Extract:
Faiz: So, I’ve told you what needs to be done, generally. Tell me an approximate amount.

Person 1: Faiz, you tell us an amount.

Faiz: No, no, I won’t name an amount.

Person 1: No, you don’t name a price. Let Faiz.

Person 2: Wait, wait, wait.

Faiz: Ok, now, the President knows very well that the youth are angry for this particular reason. The President is not at all happy about having to give some posts to PPM people. He has put them into posts which will be the least influential when it comes to matters of the state.

The truth is that there is quite a lot of support for Maumoon too, and we have to accept that. If a political gathering is to be held in this country, at this moment it’s only PPM or MDP that can gather a good amount of people. No one else can do it, ok? This is the political reality of now.

We are not at all aiming to keep them close to us. The real objective is to destroy this… thing… that Maumoon has. This cannot be done by even Anni, or by anyone else in this country, unless we stay within them, and let them into the government. There is simply no other way. Now I’ve gone and said something I was not meaning to share! I have just shared with you a huge secret.

There is no way anyone can rule this country by sidelining Maumoon. We have to bring in people close to Maumoon, the youthful, educated citizens… Do you know? Already, they are themselves extending offers, claiming they don’t want to work with Maumoon, they prefer Waheed and want to continue working with him. Asking Waheed to get ready for the next government, many of these high level people we speak of.

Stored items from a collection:
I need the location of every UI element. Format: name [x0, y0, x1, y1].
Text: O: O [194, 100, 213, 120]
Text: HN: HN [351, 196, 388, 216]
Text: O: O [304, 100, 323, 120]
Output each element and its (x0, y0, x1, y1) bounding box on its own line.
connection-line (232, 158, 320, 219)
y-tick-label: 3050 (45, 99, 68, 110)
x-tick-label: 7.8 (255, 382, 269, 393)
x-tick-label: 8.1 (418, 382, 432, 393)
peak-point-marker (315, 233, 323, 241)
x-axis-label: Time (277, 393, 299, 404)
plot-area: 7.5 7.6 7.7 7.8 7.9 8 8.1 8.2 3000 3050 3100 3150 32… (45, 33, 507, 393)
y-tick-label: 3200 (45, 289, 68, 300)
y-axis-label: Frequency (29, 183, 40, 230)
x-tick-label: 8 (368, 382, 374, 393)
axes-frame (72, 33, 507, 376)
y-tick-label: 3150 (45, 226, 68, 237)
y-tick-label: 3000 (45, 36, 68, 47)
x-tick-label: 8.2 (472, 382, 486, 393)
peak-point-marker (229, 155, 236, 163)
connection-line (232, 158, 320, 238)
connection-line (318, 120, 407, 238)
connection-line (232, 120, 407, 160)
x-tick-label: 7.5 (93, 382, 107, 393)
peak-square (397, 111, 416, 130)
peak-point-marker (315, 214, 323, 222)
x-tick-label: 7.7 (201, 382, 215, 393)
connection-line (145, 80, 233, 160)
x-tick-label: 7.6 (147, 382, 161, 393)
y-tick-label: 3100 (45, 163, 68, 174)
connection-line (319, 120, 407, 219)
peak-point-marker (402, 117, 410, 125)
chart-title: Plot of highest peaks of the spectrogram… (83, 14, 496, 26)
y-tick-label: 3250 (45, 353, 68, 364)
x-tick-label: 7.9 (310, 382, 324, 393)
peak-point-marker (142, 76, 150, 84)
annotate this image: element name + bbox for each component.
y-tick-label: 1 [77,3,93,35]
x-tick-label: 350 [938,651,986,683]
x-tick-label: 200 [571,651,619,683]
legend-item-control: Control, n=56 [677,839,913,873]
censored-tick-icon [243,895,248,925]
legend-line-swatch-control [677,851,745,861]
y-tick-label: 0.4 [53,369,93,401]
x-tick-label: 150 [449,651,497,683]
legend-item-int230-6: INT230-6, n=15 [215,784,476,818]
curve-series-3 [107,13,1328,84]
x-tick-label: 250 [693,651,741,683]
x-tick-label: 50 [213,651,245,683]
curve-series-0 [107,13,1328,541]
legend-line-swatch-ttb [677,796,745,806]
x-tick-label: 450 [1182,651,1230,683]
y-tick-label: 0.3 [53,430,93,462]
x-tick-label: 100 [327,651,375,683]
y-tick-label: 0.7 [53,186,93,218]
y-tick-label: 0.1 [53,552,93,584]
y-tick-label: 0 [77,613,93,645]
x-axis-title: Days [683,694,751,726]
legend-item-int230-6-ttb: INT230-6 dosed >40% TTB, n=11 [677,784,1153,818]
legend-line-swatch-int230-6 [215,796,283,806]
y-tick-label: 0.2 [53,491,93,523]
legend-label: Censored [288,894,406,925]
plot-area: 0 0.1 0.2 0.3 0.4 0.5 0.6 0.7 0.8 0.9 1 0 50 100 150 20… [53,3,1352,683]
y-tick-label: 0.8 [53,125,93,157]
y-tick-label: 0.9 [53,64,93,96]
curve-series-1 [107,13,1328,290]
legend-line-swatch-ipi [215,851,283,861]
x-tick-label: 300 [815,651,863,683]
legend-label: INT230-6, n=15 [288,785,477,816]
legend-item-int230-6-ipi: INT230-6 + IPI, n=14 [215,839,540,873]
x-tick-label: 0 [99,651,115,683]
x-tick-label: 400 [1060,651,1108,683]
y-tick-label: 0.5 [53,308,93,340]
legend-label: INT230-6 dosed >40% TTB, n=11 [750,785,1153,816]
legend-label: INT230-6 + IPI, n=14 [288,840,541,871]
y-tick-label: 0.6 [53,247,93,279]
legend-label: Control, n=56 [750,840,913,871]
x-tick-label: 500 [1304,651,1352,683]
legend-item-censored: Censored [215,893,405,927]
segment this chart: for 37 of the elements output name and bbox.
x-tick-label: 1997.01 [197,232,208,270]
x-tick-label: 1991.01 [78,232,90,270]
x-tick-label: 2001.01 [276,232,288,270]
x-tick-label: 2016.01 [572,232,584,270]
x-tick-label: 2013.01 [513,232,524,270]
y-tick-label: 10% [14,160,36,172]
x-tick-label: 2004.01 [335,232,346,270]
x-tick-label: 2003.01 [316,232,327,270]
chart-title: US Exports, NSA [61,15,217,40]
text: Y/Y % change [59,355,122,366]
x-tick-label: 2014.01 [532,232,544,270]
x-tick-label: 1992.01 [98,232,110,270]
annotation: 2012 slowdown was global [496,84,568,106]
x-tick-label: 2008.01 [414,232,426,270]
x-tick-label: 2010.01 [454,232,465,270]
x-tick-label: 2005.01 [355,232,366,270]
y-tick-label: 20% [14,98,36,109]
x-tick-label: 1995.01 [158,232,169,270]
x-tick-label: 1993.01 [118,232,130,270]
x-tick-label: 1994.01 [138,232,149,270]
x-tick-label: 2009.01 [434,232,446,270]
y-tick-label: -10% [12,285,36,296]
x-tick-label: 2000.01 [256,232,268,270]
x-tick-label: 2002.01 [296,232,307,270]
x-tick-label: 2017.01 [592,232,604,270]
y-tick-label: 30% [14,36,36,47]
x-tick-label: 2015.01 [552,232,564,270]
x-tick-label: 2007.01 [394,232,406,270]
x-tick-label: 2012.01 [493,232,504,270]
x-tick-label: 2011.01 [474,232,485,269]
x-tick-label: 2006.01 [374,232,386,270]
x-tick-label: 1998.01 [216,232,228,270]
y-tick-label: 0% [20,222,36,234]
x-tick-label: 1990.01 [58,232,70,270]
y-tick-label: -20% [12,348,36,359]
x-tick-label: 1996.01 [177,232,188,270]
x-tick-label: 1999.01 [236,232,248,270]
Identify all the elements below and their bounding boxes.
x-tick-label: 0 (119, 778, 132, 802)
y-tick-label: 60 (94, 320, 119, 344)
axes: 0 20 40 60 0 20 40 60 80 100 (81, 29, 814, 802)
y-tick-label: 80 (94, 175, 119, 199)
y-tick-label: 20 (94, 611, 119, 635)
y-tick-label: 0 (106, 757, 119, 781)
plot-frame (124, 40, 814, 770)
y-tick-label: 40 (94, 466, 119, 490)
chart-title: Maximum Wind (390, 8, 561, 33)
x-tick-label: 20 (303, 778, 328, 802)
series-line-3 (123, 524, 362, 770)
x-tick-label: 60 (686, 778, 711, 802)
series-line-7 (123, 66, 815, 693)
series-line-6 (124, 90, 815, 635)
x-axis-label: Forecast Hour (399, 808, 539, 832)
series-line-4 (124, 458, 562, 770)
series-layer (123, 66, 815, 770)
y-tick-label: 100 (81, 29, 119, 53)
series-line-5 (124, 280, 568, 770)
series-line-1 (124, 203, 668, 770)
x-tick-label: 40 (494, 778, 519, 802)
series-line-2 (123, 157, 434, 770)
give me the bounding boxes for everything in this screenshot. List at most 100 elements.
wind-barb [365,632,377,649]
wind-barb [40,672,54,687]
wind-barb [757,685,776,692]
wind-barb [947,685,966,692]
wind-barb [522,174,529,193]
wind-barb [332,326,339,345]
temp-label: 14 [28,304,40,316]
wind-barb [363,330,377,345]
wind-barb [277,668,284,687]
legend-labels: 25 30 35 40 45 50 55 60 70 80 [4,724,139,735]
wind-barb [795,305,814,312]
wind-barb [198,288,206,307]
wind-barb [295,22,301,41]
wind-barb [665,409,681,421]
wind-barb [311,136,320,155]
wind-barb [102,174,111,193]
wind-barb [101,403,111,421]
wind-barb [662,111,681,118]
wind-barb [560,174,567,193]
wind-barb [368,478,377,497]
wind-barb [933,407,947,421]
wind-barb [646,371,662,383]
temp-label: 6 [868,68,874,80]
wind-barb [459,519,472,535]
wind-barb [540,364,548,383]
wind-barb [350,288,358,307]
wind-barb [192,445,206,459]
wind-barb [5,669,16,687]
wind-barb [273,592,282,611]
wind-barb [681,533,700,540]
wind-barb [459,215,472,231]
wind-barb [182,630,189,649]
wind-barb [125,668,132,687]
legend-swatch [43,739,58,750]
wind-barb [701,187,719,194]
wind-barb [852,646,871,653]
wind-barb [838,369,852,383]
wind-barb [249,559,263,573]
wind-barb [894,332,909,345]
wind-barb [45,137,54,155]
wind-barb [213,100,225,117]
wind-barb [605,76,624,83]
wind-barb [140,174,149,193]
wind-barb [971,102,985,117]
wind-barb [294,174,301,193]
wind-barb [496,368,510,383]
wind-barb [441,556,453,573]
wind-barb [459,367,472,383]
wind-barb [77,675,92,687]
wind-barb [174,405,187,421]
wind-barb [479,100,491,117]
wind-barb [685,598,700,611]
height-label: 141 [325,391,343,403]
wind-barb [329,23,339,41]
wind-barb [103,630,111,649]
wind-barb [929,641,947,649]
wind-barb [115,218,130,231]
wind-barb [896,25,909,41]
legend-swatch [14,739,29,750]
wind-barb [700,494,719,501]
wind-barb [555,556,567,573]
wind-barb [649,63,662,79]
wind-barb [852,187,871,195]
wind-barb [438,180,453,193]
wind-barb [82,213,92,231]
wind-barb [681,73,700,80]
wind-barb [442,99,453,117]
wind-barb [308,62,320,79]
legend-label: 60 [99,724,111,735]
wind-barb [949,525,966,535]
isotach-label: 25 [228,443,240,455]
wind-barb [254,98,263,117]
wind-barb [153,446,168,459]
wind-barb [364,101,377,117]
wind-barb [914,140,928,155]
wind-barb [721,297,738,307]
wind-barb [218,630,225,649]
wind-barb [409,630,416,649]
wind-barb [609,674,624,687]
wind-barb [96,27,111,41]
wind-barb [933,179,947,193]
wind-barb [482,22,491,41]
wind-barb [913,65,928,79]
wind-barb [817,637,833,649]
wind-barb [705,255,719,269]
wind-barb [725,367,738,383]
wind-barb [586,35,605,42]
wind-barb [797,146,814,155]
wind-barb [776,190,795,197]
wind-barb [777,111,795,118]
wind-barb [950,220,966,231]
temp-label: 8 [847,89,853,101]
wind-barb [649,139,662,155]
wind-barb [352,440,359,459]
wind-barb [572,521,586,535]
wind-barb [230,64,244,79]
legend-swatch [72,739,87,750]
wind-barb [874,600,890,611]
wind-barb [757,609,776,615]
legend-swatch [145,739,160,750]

Directions:
[A] Retype the portion of the transcript from "Faiz: So, I’ve" to "name an amount.".
[B] For each statement below, say whether it agrees with the transcript. Answer yes or no, and quote the words from the transcript that decide it.
(i) Faiz agrees to name an amount.
(ii) Faiz says that only PPM or MDP can currently gather a good number of people at a political gathering.
(iii) The President is happy about giving some posts to PPM people.
[C] Carry on the transcript of Faiz's conversation from the point where it stops.

Responses by task:
[A]
Faiz: So, I’ve told you what needs to be done, generally. Tell me an approximate amount.

Person 1: Faiz, you tell us an amount.

Faiz: No, no, I won’t name an amount.

[B]
(i) No: "No, no, I won’t name an amount."
(ii) Yes: "at this moment it’s only PPM or MDP that can gather a good amount of people."
(iii) No: "The President is not at all happy about having to give some posts to PPM people."

[C]
So, in truth, what we want is to wipe Maumoon out of the picture. We won’t bother DRP (Dhivehi Rayithunge Party). We know very well that they are not capable of taking any portion of the Maldives. What’s left is MDP. Efforts are underway now to clean out MDP too. Even now the evil people in it are being pushed out and it’s becoming cleaner. So that’s how things are now.

Okay now I am making way for a remuneration. Even this credit term that I am giving now is worth a lot of money.

Person 1: Yes, we believe that.

Faiz: Lots of money. If you have the will… now, I’m giving you credit for about 60 days, or 90 days, and even if there is still a slight delay, that’s also fine, so you can make money out of it.

Now in addition to this, I am guaranteeing you that I will get you a million rufiya, if you stay with us. That I will find you a million rufiya. In any case, I will have power within this government, until 2013, do you understand? In the next couple of days, next two weeks or so, this money that I have planned for will start coming into my hands. I am in a powerful position at a place where I can get the most money, neither a managing director nor a board member can be here in a way I disapprove. I have ensured that.

I do this work in STO too. I will be getting one or two hundred thousand rufiya. I will be getting money. The purpose of obtaining this money is to get this certain thing done. Not me getting rich. The President’s intention is to get this done. This is what he said at me even tonight. ‘What can you get done, Faiz?? What is there that you have asked for, Faiz, that hasn’t been met?’ So these things…

Faiz: I am assuring you 100 percent that as long as this government continues to be in power, and as long as what I ask for is done, I won’t walk away. If what is asked for is not given number one priority, than that area of the government will be no more, the person in charge of that area will be no more.

Unidentified person 1: We are saying it as it is…

Faiz: Keep watching. In the next two weeks I will (unclear). I know it might be hard. (unclear) won’t be going for a hundred thousand rufiya. So this must be around enough. I will help you out of the small hardships in your business. Make sure (unclear) can do business in the right way, okay?

Person 1: Okay, no problem

Faiz: So plan this out very well, ok. And if there are youth needing jobs, bring them. I’ll get them into STO. Then they will have permanent jobs too. Each of them will get about six to eight thousand rufiya as salary. And it won’t be easy to just fire and replace them or anything, okay?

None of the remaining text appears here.